**AIM OF THE TASK:** Look through the material and copy each line holding "this".

-- START OF EXTRACTED ENTRIES --

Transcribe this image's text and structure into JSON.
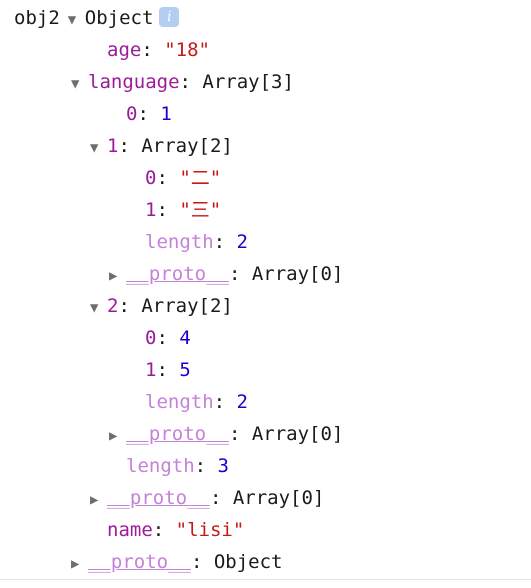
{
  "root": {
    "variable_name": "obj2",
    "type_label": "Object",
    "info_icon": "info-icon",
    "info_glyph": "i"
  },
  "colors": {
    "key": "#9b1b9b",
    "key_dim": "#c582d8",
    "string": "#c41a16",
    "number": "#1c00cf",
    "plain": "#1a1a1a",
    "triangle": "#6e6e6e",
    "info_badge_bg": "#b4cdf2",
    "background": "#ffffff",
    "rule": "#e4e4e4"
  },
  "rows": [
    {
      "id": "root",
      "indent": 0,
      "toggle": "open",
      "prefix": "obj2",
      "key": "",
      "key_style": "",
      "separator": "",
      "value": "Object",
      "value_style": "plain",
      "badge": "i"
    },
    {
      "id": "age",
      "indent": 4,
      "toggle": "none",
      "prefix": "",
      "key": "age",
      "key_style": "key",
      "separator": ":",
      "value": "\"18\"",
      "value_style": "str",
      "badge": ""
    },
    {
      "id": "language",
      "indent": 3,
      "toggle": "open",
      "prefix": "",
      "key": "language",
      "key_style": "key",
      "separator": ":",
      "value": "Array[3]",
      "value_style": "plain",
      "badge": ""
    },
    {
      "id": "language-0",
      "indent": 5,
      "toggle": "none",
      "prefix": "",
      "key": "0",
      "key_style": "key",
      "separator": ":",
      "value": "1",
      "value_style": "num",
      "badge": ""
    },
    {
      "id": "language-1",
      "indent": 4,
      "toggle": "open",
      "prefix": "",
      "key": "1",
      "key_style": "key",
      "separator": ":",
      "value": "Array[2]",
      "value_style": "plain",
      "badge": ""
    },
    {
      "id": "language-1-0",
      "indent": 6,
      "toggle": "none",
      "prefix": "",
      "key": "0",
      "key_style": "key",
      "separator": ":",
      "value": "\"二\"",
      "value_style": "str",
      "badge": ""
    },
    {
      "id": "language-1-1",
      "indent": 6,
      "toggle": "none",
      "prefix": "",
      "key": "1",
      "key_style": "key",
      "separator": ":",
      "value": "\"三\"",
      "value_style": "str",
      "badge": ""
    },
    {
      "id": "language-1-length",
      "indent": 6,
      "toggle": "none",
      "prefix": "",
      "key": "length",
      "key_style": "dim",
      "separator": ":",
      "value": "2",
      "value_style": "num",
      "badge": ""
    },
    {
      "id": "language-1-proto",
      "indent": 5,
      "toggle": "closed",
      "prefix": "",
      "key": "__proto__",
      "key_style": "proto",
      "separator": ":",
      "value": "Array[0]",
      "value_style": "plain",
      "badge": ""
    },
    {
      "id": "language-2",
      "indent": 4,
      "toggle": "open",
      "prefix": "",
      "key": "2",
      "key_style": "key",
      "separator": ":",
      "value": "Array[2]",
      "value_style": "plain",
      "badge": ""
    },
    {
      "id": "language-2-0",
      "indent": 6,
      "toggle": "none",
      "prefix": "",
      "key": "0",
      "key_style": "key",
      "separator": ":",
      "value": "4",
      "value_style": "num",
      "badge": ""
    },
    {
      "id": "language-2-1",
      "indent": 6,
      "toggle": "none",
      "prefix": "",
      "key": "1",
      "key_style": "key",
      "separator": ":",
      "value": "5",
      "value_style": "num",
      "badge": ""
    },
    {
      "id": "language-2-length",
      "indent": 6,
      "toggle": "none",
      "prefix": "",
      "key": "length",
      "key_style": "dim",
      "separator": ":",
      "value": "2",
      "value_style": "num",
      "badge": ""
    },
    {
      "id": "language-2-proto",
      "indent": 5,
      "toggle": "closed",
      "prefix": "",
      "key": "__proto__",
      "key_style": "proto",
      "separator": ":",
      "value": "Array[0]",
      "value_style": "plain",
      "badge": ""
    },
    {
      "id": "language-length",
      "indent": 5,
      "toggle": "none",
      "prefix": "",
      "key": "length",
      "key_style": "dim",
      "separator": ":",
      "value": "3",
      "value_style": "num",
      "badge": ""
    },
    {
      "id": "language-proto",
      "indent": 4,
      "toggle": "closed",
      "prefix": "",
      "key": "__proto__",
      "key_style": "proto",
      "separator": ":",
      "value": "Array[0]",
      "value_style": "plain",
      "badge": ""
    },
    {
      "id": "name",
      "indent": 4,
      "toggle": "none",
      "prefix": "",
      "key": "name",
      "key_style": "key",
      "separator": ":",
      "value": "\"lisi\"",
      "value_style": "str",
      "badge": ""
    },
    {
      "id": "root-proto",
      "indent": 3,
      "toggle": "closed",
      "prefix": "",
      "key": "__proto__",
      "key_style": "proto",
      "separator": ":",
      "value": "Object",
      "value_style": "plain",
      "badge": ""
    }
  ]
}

-- END OF EXTRACTED ENTRIES --
-- START OF EXTRACTED ENTRIES --

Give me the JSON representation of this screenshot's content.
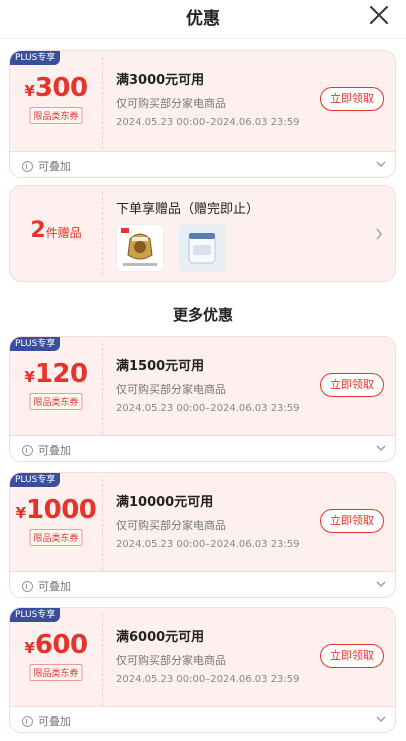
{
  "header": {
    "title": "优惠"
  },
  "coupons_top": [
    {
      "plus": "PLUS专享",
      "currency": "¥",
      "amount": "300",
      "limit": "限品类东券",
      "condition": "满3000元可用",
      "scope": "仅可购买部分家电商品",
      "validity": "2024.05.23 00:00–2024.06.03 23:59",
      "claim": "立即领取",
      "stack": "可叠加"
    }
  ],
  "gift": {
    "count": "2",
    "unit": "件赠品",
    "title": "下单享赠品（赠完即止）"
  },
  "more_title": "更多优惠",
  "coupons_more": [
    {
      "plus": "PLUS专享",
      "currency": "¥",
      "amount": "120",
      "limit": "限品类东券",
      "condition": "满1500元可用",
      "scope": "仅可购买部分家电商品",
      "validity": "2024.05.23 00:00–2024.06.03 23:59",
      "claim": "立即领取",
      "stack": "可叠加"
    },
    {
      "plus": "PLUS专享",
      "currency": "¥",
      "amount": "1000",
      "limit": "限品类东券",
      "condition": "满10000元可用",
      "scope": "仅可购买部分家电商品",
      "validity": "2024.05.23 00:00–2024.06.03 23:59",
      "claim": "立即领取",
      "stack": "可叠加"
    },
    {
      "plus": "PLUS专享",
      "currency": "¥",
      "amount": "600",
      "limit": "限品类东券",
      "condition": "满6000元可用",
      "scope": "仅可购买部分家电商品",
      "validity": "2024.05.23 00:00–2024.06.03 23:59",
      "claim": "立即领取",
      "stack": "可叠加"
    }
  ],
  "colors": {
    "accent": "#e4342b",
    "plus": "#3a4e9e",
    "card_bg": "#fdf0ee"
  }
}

-- END OF EXTRACTED ENTRIES --

**FULL RESPONSE:**
Transcribe this image's text and structure into JSON.
Give me the JSON representation of this screenshot's content.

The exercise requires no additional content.